Dataset listings of figures
====
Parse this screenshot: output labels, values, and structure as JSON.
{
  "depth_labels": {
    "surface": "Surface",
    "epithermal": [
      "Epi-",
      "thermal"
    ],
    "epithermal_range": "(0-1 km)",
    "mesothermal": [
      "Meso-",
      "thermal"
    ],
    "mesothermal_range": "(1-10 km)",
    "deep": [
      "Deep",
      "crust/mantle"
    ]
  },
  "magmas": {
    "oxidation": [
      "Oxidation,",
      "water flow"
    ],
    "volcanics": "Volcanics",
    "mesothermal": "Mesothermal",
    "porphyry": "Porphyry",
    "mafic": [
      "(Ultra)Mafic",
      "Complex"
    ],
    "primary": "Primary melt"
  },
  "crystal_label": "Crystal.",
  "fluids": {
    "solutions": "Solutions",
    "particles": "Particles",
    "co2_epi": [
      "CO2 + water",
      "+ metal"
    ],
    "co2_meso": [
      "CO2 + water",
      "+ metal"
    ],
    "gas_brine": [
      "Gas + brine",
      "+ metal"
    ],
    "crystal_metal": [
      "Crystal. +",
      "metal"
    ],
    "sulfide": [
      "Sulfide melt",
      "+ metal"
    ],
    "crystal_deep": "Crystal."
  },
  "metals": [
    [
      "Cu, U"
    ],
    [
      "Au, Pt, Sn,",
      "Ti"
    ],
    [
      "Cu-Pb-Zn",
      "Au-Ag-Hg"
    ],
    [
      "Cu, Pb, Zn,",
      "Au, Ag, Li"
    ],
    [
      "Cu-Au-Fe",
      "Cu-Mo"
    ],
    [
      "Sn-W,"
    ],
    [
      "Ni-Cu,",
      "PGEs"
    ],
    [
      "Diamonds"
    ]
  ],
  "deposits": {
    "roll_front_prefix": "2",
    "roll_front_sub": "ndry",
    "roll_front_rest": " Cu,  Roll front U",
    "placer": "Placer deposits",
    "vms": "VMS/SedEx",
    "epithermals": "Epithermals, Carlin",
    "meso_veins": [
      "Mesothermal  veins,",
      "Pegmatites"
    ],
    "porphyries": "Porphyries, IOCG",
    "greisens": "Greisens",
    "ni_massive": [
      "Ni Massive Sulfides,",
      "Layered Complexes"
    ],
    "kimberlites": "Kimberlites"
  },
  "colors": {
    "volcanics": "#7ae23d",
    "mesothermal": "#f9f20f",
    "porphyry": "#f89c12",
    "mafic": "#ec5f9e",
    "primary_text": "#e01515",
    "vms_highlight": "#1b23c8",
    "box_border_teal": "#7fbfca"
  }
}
====
• [Set task]: Output the full listing exactly as it stands.

• [Exercise response]:
Parse this screenshot: output labels, values, and structure as JSON.
{
  "depth_labels": {
    "surface": "Surface",
    "epithermal": [
      "Epi-",
      "thermal"
    ],
    "epithermal_range": "(0-1 km)",
    "mesothermal": [
      "Meso-",
      "thermal"
    ],
    "mesothermal_range": "(1-10 km)",
    "deep": [
      "Deep",
      "crust/mantle"
    ]
  },
  "magmas": {
    "oxidation": [
      "Oxidation,",
      "water flow"
    ],
    "volcanics": "Volcanics",
    "mesothermal": "Mesothermal",
    "porphyry": "Porphyry",
    "mafic": [
      "(Ultra)Mafic",
      "Complex"
    ],
    "primary": "Primary melt"
  },
  "crystal_label": "Crystal.",
  "fluids": {
    "solutions": "Solutions",
    "particles": "Particles",
    "co2_epi": [
      "CO2 + water",
      "+ metal"
    ],
    "co2_meso": [
      "CO2 + water",
      "+ metal"
    ],
    "gas_brine": [
      "Gas + brine",
      "+ metal"
    ],
    "crystal_metal": [
      "Crystal. +",
      "metal"
    ],
    "sulfide": [
      "Sulfide melt",
      "+ metal"
    ],
    "crystal_deep": "Crystal."
  },
  "metals": [
    [
      "Cu, U"
    ],
    [
      "Au, Pt, Sn,",
      "Ti"
    ],
    [
      "Cu-Pb-Zn",
      "Au-Ag-Hg"
    ],
    [
      "Cu, Pb, Zn,",
      "Au, Ag, Li"
    ],
    [
      "Cu-Au-Fe",
      "Cu-Mo"
    ],
    [
      "Sn-W,"
    ],
    [
      "Ni-Cu,",
      "PGEs"
    ],
    [
      "Diamonds"
    ]
  ],
  "deposits": {
    "roll_front_prefix": "2",
    "roll_front_sub": "ndry",
    "roll_front_rest": " Cu,  Roll front U",
    "placer": "Placer deposits",
    "vms": "VMS/SedEx",
    "epithermals": "Epithermals, Carlin",
    "meso_veins": [
      "Mesothermal  veins,",
      "Pegmatites"
    ],
    "porphyries": "Porphyries, IOCG",
    "greisens": "Greisens",
    "ni_massive": [
      "Ni Massive Sulfides,",
      "Layered Complexes"
    ],
    "kimberlites": "Kimberlites"
  },
  "colors": {
    "volcanics": "#7ae23d",
    "mesothermal": "#f9f20f",
    "porphyry": "#f89c12",
    "mafic": "#ec5f9e",
    "primary_text": "#e01515",
    "vms_highlight": "#1b23c8",
    "box_border_teal": "#7fbfca"
  }
}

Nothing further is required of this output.